CHINAHOY

10-June-2014

Un aventurier suisse en Chine

 

Lors d'un tournage chez une tribu dans les îles tropicales du Pacifique.

 

Sébastien Roussillat, membre de la rédaction

Liam Bates est certainement le Suisse le plus connu des Chinois. Arrivé en Chine à 17 ans, cela fait aujourd'hui près de dix ans qu'il vit entre la Chine, le Canada et son pays, et s'aventure un peu dans tous les domaines qui l'intéressent. Retour sur cet aventurier moderne.

Au premier abord, Liam Bates est un vrai Suisse, il est très poli, modeste et agréable et il parle français avec cet accent traînant typique des gens du canton de Vaud. Il est vrai que son nom aux consonances anglophones met le doute. « Ma mère est Américaine, elle travaillait comme journaliste pour le Time, mon père est Anglais, né au Zimbabwe. » Autant dire qu'habiter en Suisse implique un mélange culturel encore plus important dans ce pays qui parle quatre langues...

+-------+

CONSIGNES:
a - Recopiez sans rien changer le passage de l'article sur Liam Bates qui commence à « Liam Bates est certainement » et se termine à « cet aventurier moderne. ».
b - Écrivez la suite de l'article consacré à l'aventurier suisse Liam Bates, à partir de sa dernière phrase.

Listes d'éléments annotées
+-------+

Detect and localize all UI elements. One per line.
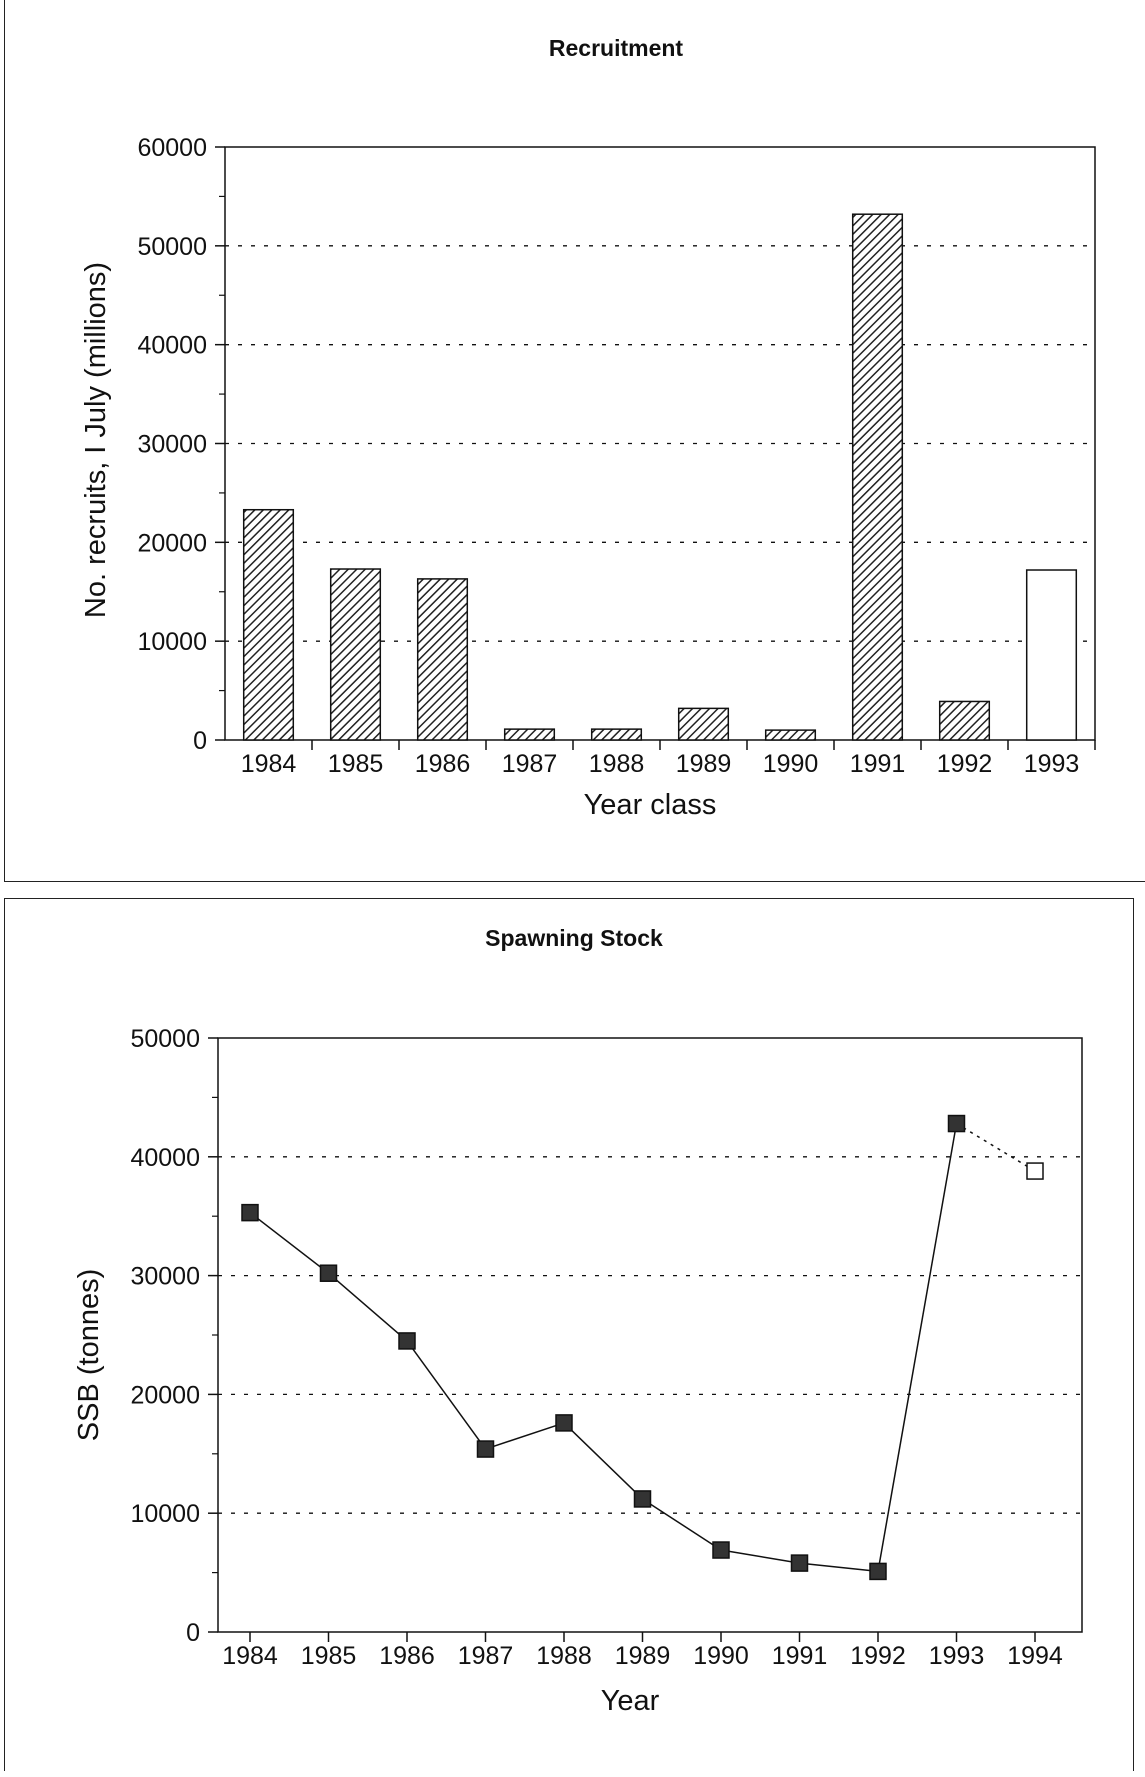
recruitment-x-tick-label: 1993 (1024, 750, 1080, 778)
recruitment-x-tick-label: 1992 (937, 750, 993, 778)
spawning-stock-x-axis-label: Year (601, 1685, 660, 1717)
spawning-stock-point (869, 1562, 887, 1581)
spawning-stock-y-tick-label: 40000 (130, 1144, 200, 1172)
recruitment-x-tick-label: 1989 (676, 750, 732, 778)
recruitment-bar (938, 700, 991, 741)
recruitment-bar (677, 707, 730, 741)
recruitment-bar (503, 728, 556, 741)
spawning-stock-point (790, 1554, 809, 1572)
spawning-stock-line-segment (720, 1549, 800, 1564)
recruitment-bar (851, 213, 904, 741)
recruitment-y-tick-label: 10000 (137, 628, 207, 656)
recruitment-y-tick-label: 50000 (137, 233, 207, 261)
recruitment-y-tick-label: 60000 (137, 134, 207, 162)
spawning-stock-x-tick-label: 1990 (693, 1642, 749, 1670)
spawning-stock-line-segment (563, 1422, 644, 1500)
recruitment-x-axis-label: Year class (584, 789, 717, 821)
spawning-stock-point (712, 1541, 730, 1559)
recruitment-x-tick-label: 1987 (502, 750, 558, 778)
spawning-stock-y-axis-label: SSB (tonnes) (73, 1269, 105, 1441)
spawning-stock-y-tick-label: 10000 (130, 1500, 200, 1528)
recruitment-x-tick-label: 1990 (763, 750, 819, 778)
spawning-stock-x-tick-label: 1994 (1007, 1642, 1063, 1670)
recruitment-x-tick-label: 1986 (415, 750, 471, 778)
spawning-stock-x-tick-label: 1987 (458, 1642, 514, 1670)
spawning-stock-x-tick-label: 1992 (850, 1642, 906, 1670)
spawning-stock-y-tick-label: 0 (186, 1619, 200, 1647)
recruitment-bar (590, 728, 643, 741)
recruitment-title: Recruitment (549, 35, 684, 61)
spawning-stock-chart: Spawning Stock 0 10000 20000 30000 40000 5000… (73, 925, 1083, 1717)
recruitment-bar (764, 729, 817, 741)
spawning-stock-line-segment (877, 1123, 958, 1572)
spawning-stock-point (633, 1490, 652, 1508)
spawning-stock-line-segment (642, 1498, 722, 1551)
recruitment-bar (416, 578, 469, 741)
spawning-stock-y-tick-label: 50000 (130, 1025, 200, 1053)
spawning-stock-x-tick-label: 1985 (301, 1642, 357, 1670)
spawning-stock-x-tick-label: 1993 (929, 1642, 985, 1670)
spawning-stock-point (1026, 1162, 1044, 1180)
spawning-stock-y-tick-label: 20000 (130, 1381, 200, 1409)
recruitment-y-tick-label: 0 (193, 727, 207, 755)
spawning-stock-x-tick-label: 1988 (536, 1642, 592, 1670)
spawning-stock-x-tick-label: 1984 (222, 1642, 278, 1670)
recruitment-y-tick-label: 40000 (137, 332, 207, 360)
recruitment-x-tick-label: 1988 (589, 750, 645, 778)
spawning-stock-title: Spawning Stock (485, 925, 663, 951)
spawning-stock-panel (4, 898, 1134, 1771)
spawning-stock-line-segment (799, 1562, 879, 1573)
spawning-stock-x-tick-label: 1991 (772, 1642, 828, 1670)
spawning-stock-point (947, 1114, 966, 1133)
spawning-stock-line-segment (956, 1122, 1036, 1172)
recruitment-y-tick-label: 20000 (137, 529, 207, 557)
spawning-stock-point (476, 1440, 495, 1458)
spawning-stock-line-segment (485, 1422, 565, 1450)
spawning-stock-line-segment (249, 1212, 329, 1274)
spawning-stock-x-tick-label: 1986 (379, 1642, 435, 1670)
recruitment-bar (242, 508, 295, 741)
recruitment-chart: Recruitment 0 10000 20000 30000 40000 50000 60… (80, 35, 1096, 821)
spawning-stock-line-segment (406, 1340, 487, 1450)
spawning-stock-point (555, 1414, 573, 1432)
spawning-stock-point (319, 1264, 338, 1282)
recruitment-x-tick-label: 1985 (328, 750, 384, 778)
spawning-stock-point (241, 1203, 259, 1222)
recruitment-x-tick-label: 1991 (850, 750, 906, 778)
spawning-stock-point (398, 1332, 416, 1350)
recruitment-bar (329, 568, 382, 741)
spawning-stock-x-tick-label: 1989 (615, 1642, 671, 1670)
spawning-stock-y-tick-label: 30000 (130, 1263, 200, 1291)
recruitment-bar (1025, 569, 1078, 741)
spawning-stock-line-segment (328, 1272, 408, 1342)
recruitment-x-tick-label: 1984 (241, 750, 297, 778)
recruitment-y-tick-label: 30000 (137, 431, 207, 459)
recruitment-y-axis-label: No. recruits, I July (millions) (80, 262, 112, 618)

+-------+

CORRIGÉ:
a -
Liam Bates est certainement le Suisse le plus connu des Chinois. Arrivé en Chine à 17 ans, cela fait aujourd'hui près de dix ans qu'il vit entre la Chine, le Canada et son pays, et s'aventure un peu dans tous les domaines qui l'intéressent. Retour sur cet aventurier moderne.

b -
« Dans ma famille, on parle anglais ou français indifférement, et comme j'habite en Suisse, un pays où résident beaucoup d'étrangers, je suis habitué à ne pas voir les frontières et les cultures comme quelque chose de fermé. »

Hormis ses études, Liam fait beaucoup d'alpinisme et de ski, il passe la plupart de son temps libre dans la nature à crapahuter et à explorer la nature suisse.

Pour lui, la Chine c'était le kung-fu !

Grand amateur de films d'action chinois, « J'avais vu tous les films de Jacky Chan et de Jet Li, j'étais totalement fan ! » Liam décide de prendre des cours de kung-fu, mais est très déçu et rentre blasé dire à ses parent que « le prof n'est même pas chinois ». Son père lui propose alors de passer un été à Beijing. La condition étant qu'en plus des leçons de kung-fu, il apprenne le chinois.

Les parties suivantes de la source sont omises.